(WORK INSTRUCTIONS): Filter out everything except lines holding "salt".

(Dataset rows):
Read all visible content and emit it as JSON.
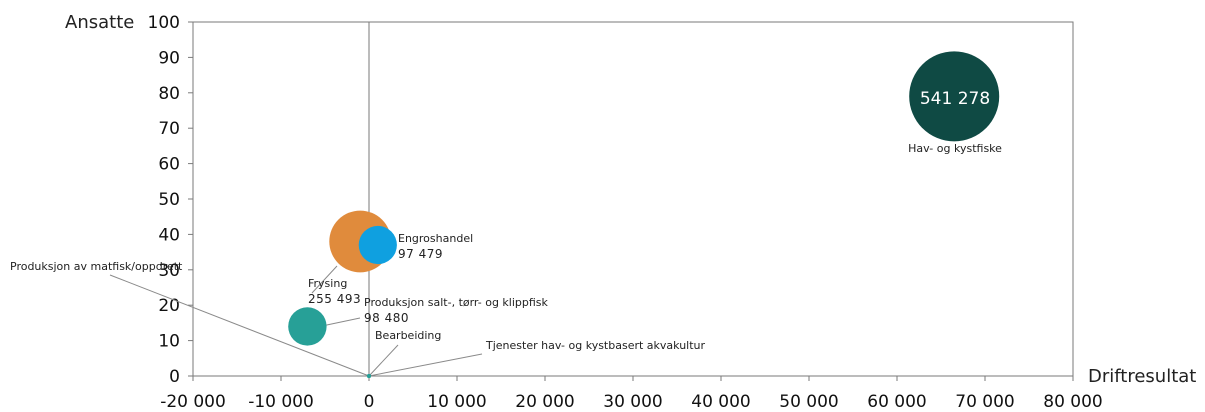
{
  "chart_data": {
    "type": "bubble",
    "xlabel": "Driftresultat",
    "ylabel": "Ansatte",
    "xlim": [
      -20000,
      80000
    ],
    "ylim": [
      0,
      100
    ],
    "x_ticks": [
      -20000,
      -10000,
      0,
      10000,
      20000,
      30000,
      40000,
      50000,
      60000,
      70000,
      80000
    ],
    "x_tick_labels": [
      "-20 000",
      "-10 000",
      "0",
      "10 000",
      "20 000",
      "30 000",
      "40 000",
      "50 000",
      "60 000",
      "70 000",
      "80 000"
    ],
    "y_ticks": [
      0,
      10,
      20,
      30,
      40,
      50,
      60,
      70,
      80,
      90,
      100
    ],
    "y_tick_labels": [
      "0",
      "10",
      "20",
      "30",
      "40",
      "50",
      "60",
      "70",
      "80",
      "90",
      "100"
    ],
    "grid": false,
    "points": [
      {
        "id": "hav",
        "name": "Hav- og kystfiske",
        "x": 66500,
        "y": 79,
        "size_value": 541278,
        "size_label": "541 278",
        "color": "#0f4a44"
      },
      {
        "id": "frysing",
        "name": "Frysing",
        "x": -1000,
        "y": 38,
        "size_value": 255493,
        "size_label": "255 493",
        "color": "#e08b3c"
      },
      {
        "id": "engros",
        "name": "Engroshandel",
        "x": 1000,
        "y": 37,
        "size_value": 97479,
        "size_label": "97 479",
        "color": "#0fa0e0"
      },
      {
        "id": "salt",
        "name": "Produksjon salt-, tørr- og klippfisk",
        "x": -7000,
        "y": 14,
        "size_value": 98480,
        "size_label": "98 480",
        "color": "#27a097"
      },
      {
        "id": "matfisk",
        "name": "Produksjon av matfisk/oppdrett",
        "x": 0,
        "y": 0,
        "size_value": null,
        "size_label": "",
        "color": "#27a097"
      },
      {
        "id": "bearbeiding",
        "name": "Bearbeiding",
        "x": 0,
        "y": 0,
        "size_value": null,
        "size_label": "",
        "color": "#27a097"
      },
      {
        "id": "tjenester",
        "name": "Tjenester hav- og kystbasert akvakultur",
        "x": 0,
        "y": 0,
        "size_value": null,
        "size_label": "",
        "color": "#27a097"
      }
    ]
  }
}
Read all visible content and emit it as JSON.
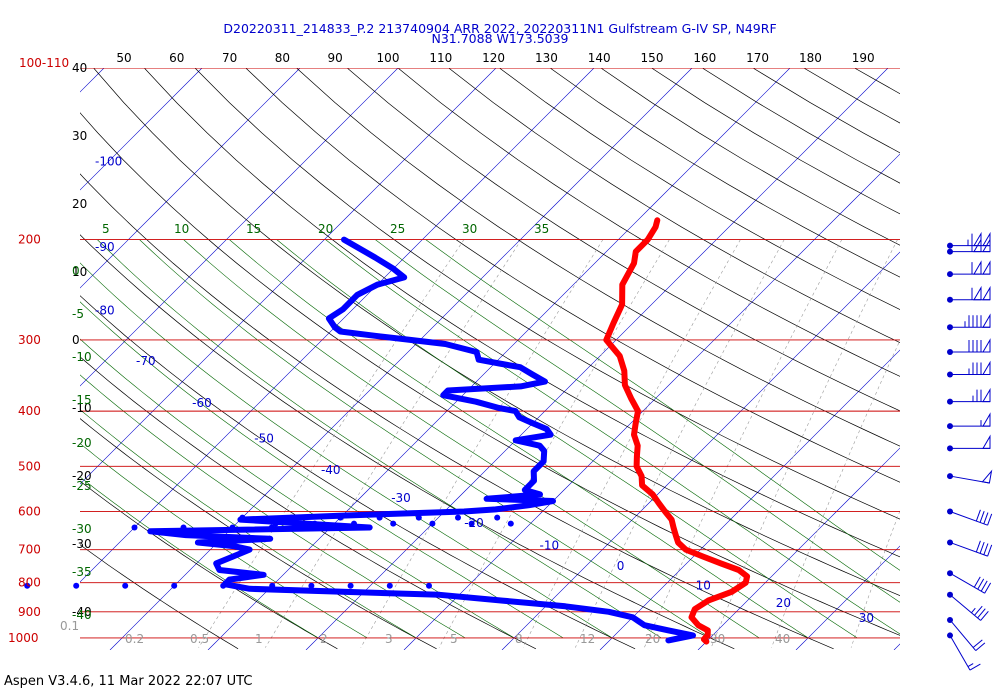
{
  "chart_data": {
    "type": "line",
    "title_line1": "D20220311_214833_P.2 213740904 ARR 2022, 20220311N1 Gulfstream G-IV SP, N49RF",
    "title_line2": "N31.7088 W173.5039",
    "footer": "Aspen V3.4.6, 11 Mar 2022  22:07 UTC",
    "colors": {
      "title": "#0000cc",
      "temperature": "#ff0000",
      "dewpoint": "#0000ff",
      "isobar": "#cc0000",
      "isotherm": "#0000cc",
      "dry_adiabat": "#000000",
      "mixing_ratio": "#006600",
      "moist_adiabat": "#888888"
    },
    "pressure_labels": [
      {
        "p": 200,
        "label": "200"
      },
      {
        "p": 300,
        "label": "300"
      },
      {
        "p": 400,
        "label": "400"
      },
      {
        "p": 500,
        "label": "500"
      },
      {
        "p": 600,
        "label": "600"
      },
      {
        "p": 700,
        "label": "700"
      },
      {
        "p": 800,
        "label": "800"
      },
      {
        "p": 900,
        "label": "900"
      },
      {
        "p": 1000,
        "label": "1000"
      }
    ],
    "top_left_label": "100-110",
    "top_axis_labels": [
      "50",
      "60",
      "70",
      "80",
      "90",
      "100",
      "110",
      "120",
      "130",
      "140",
      "150",
      "160",
      "170",
      "180",
      "190"
    ],
    "isotherm_labels": [
      "-100",
      "-90",
      "-80",
      "-70",
      "-60",
      "-50",
      "-40",
      "-30",
      "-20",
      "-10",
      "0",
      "10",
      "20",
      "30"
    ],
    "mixing_ratio_top_labels": [
      "5",
      "10",
      "15",
      "20",
      "25",
      "30",
      "35"
    ],
    "mixing_ratio_bottom_labels": [
      "0.1",
      "0.2",
      "0.5",
      "1",
      "2",
      "3",
      "5",
      "8",
      "12",
      "20",
      "30",
      "40"
    ],
    "left_black_labels": [
      "40",
      "30",
      "20",
      "10",
      "0",
      "-10",
      "-20",
      "-30",
      "-40"
    ],
    "left_green_labels": [
      "0",
      "-5",
      "-10",
      "-15",
      "-20",
      "-25",
      "-30",
      "-35",
      "-40"
    ],
    "temperature_profile": [
      [
        185,
        -38
      ],
      [
        190,
        -37.5
      ],
      [
        200,
        -37
      ],
      [
        210,
        -37
      ],
      [
        220,
        -36
      ],
      [
        240,
        -35
      ],
      [
        260,
        -33
      ],
      [
        280,
        -32
      ],
      [
        300,
        -31
      ],
      [
        320,
        -28
      ],
      [
        340,
        -26
      ],
      [
        360,
        -24.5
      ],
      [
        380,
        -22.5
      ],
      [
        400,
        -20.5
      ],
      [
        420,
        -19.5
      ],
      [
        440,
        -18.5
      ],
      [
        460,
        -17
      ],
      [
        480,
        -16
      ],
      [
        500,
        -15
      ],
      [
        520,
        -13.5
      ],
      [
        540,
        -12.5
      ],
      [
        560,
        -10.5
      ],
      [
        580,
        -9
      ],
      [
        600,
        -7.5
      ],
      [
        620,
        -6
      ],
      [
        640,
        -5
      ],
      [
        660,
        -4
      ],
      [
        680,
        -3
      ],
      [
        700,
        -1.5
      ],
      [
        720,
        1
      ],
      [
        740,
        3.5
      ],
      [
        760,
        6
      ],
      [
        780,
        7.5
      ],
      [
        800,
        8
      ],
      [
        830,
        7.5
      ],
      [
        860,
        6
      ],
      [
        890,
        5.5
      ],
      [
        920,
        6
      ],
      [
        950,
        7.5
      ],
      [
        970,
        9
      ],
      [
        990,
        9.5
      ],
      [
        1005,
        9.5
      ],
      [
        1015,
        10
      ]
    ],
    "dewpoint_profile": [
      [
        200,
        -68
      ],
      [
        215,
        -63
      ],
      [
        225,
        -60
      ],
      [
        233,
        -58
      ],
      [
        240,
        -60
      ],
      [
        250,
        -61
      ],
      [
        265,
        -61
      ],
      [
        275,
        -61.5
      ],
      [
        285,
        -60
      ],
      [
        290,
        -59
      ],
      [
        295,
        -55
      ],
      [
        300,
        -51
      ],
      [
        305,
        -47
      ],
      [
        315,
        -43
      ],
      [
        325,
        -42
      ],
      [
        330,
        -39.5
      ],
      [
        335,
        -37
      ],
      [
        345,
        -35
      ],
      [
        355,
        -33
      ],
      [
        362,
        -35
      ],
      [
        368,
        -42
      ],
      [
        375,
        -42
      ],
      [
        385,
        -38
      ],
      [
        395,
        -35
      ],
      [
        400,
        -33
      ],
      [
        410,
        -32
      ],
      [
        420,
        -30
      ],
      [
        430,
        -28
      ],
      [
        440,
        -27
      ],
      [
        450,
        -30
      ],
      [
        460,
        -27
      ],
      [
        470,
        -26
      ],
      [
        490,
        -25
      ],
      [
        510,
        -25
      ],
      [
        530,
        -24
      ],
      [
        550,
        -24
      ],
      [
        560,
        -22
      ],
      [
        570,
        -27
      ],
      [
        575,
        -20
      ],
      [
        585,
        -22
      ],
      [
        595,
        -25
      ],
      [
        600,
        -28
      ],
      [
        610,
        -40
      ],
      [
        620,
        -50
      ],
      [
        630,
        -43
      ],
      [
        640,
        -36
      ],
      [
        650,
        -58
      ],
      [
        660,
        -54
      ],
      [
        670,
        -45
      ],
      [
        680,
        -52
      ],
      [
        690,
        -48
      ],
      [
        700,
        -46
      ],
      [
        720,
        -47
      ],
      [
        740,
        -48
      ],
      [
        760,
        -47
      ],
      [
        775,
        -42
      ],
      [
        790,
        -45
      ],
      [
        805,
        -45
      ],
      [
        820,
        -42
      ],
      [
        840,
        -22
      ],
      [
        860,
        -15
      ],
      [
        880,
        -8
      ],
      [
        900,
        -3
      ],
      [
        920,
        0
      ],
      [
        950,
        2
      ],
      [
        970,
        5
      ],
      [
        990,
        8
      ],
      [
        1010,
        6
      ]
    ],
    "dewpoint_scatter": [
      [
        615,
        -50
      ],
      [
        615,
        -45
      ],
      [
        615,
        -40
      ],
      [
        615,
        -36
      ],
      [
        615,
        -32
      ],
      [
        615,
        -28
      ],
      [
        615,
        -24
      ],
      [
        630,
        -46
      ],
      [
        630,
        -42
      ],
      [
        630,
        -38
      ],
      [
        630,
        -34
      ],
      [
        630,
        -30
      ],
      [
        630,
        -26
      ],
      [
        630,
        -22
      ],
      [
        640,
        -60
      ],
      [
        640,
        -55
      ],
      [
        640,
        -50
      ],
      [
        640,
        -46
      ],
      [
        640,
        -41
      ],
      [
        810,
        -70
      ],
      [
        810,
        -65
      ],
      [
        810,
        -60
      ],
      [
        810,
        -55
      ],
      [
        810,
        -50
      ],
      [
        810,
        -45
      ],
      [
        810,
        -40
      ],
      [
        810,
        -36
      ],
      [
        810,
        -32
      ],
      [
        810,
        -28
      ],
      [
        810,
        -24
      ]
    ],
    "wind_barbs": [
      {
        "p": 205,
        "speed": 115,
        "dir": 270
      },
      {
        "p": 210,
        "speed": 105,
        "dir": 270
      },
      {
        "p": 230,
        "speed": 110,
        "dir": 270
      },
      {
        "p": 255,
        "speed": 110,
        "dir": 270
      },
      {
        "p": 285,
        "speed": 95,
        "dir": 270
      },
      {
        "p": 315,
        "speed": 90,
        "dir": 270
      },
      {
        "p": 345,
        "speed": 85,
        "dir": 270
      },
      {
        "p": 385,
        "speed": 75,
        "dir": 270
      },
      {
        "p": 425,
        "speed": 55,
        "dir": 270
      },
      {
        "p": 465,
        "speed": 50,
        "dir": 270
      },
      {
        "p": 520,
        "speed": 50,
        "dir": 280
      },
      {
        "p": 600,
        "speed": 40,
        "dir": 290
      },
      {
        "p": 680,
        "speed": 40,
        "dir": 290
      },
      {
        "p": 770,
        "speed": 40,
        "dir": 300
      },
      {
        "p": 840,
        "speed": 35,
        "dir": 310
      },
      {
        "p": 930,
        "speed": 20,
        "dir": 320
      },
      {
        "p": 990,
        "speed": 15,
        "dir": 330
      }
    ]
  }
}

(THE OUTPUT):
        "id": "salt",
        "name": "Produksjon salt-, tørr- og klippfisk",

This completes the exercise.